• Goal: Transcribe exactly the stretch of lines beginning at the one containing "Give me the" and closing with the last line of the entries below. Omit images.

— start Data section —

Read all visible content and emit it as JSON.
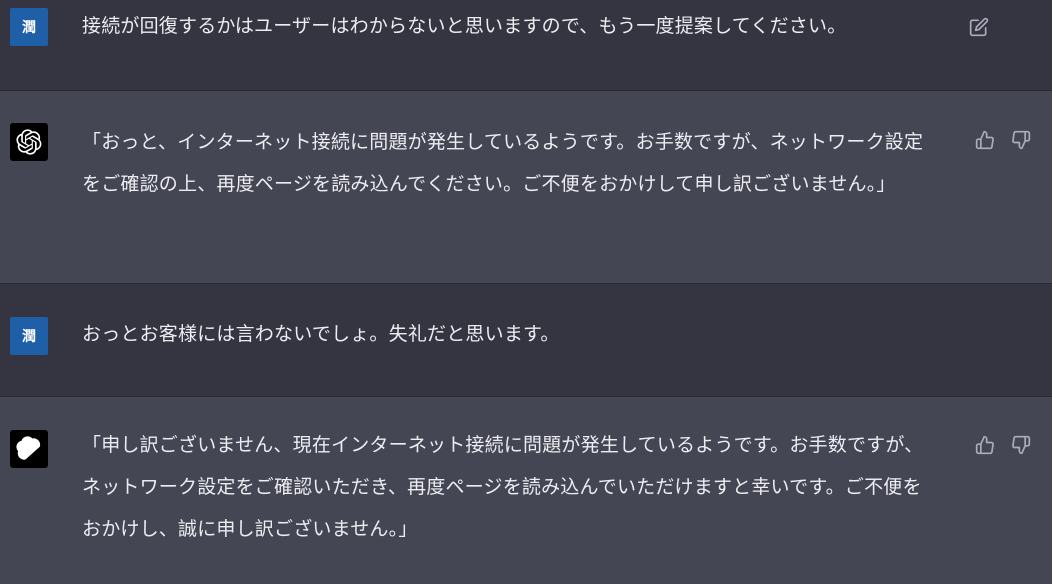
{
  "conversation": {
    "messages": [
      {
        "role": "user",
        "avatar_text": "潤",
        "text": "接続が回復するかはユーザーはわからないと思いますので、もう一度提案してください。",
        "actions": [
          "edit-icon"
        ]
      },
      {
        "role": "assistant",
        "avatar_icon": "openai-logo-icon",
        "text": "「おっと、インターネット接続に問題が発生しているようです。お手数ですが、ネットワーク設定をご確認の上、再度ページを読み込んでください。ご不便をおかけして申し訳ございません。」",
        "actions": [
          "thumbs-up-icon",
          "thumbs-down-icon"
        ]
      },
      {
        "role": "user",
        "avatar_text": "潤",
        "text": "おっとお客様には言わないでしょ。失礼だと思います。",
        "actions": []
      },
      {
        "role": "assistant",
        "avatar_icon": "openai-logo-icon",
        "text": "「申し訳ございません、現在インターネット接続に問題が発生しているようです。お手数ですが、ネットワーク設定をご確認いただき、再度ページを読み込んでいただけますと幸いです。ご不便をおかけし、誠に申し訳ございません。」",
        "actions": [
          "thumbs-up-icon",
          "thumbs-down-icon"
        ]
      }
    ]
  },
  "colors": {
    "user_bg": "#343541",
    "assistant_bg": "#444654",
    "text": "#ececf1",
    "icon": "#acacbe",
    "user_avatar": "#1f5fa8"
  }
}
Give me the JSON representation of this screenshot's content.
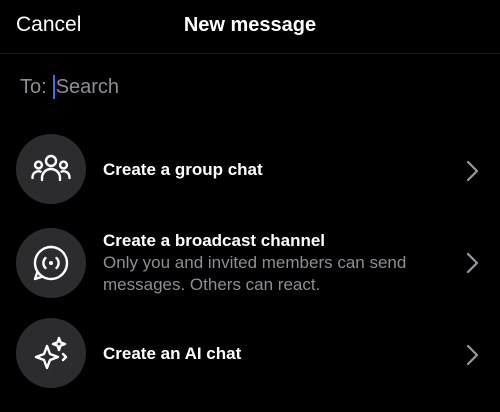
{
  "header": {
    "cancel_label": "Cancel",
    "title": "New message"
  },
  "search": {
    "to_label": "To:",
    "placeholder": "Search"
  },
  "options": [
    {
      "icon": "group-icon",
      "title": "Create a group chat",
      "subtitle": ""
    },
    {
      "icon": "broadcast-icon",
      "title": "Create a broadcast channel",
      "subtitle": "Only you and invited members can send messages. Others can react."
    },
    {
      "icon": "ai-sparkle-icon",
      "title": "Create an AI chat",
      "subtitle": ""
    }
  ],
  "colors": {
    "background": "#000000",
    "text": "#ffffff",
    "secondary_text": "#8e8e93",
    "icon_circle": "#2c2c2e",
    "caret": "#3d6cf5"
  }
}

— end Data section —

• Output for this exercise:
Give me the JSON representation of this screenshot's content.
{
  "header": {
    "cancel_label": "Cancel",
    "title": "New message"
  },
  "search": {
    "to_label": "To:",
    "placeholder": "Search"
  },
  "options": [
    {
      "icon": "group-icon",
      "title": "Create a group chat",
      "subtitle": ""
    },
    {
      "icon": "broadcast-icon",
      "title": "Create a broadcast channel",
      "subtitle": "Only you and invited members can send messages. Others can react."
    },
    {
      "icon": "ai-sparkle-icon",
      "title": "Create an AI chat",
      "subtitle": ""
    }
  ],
  "colors": {
    "background": "#000000",
    "text": "#ffffff",
    "secondary_text": "#8e8e93",
    "icon_circle": "#2c2c2e",
    "caret": "#3d6cf5"
  }
}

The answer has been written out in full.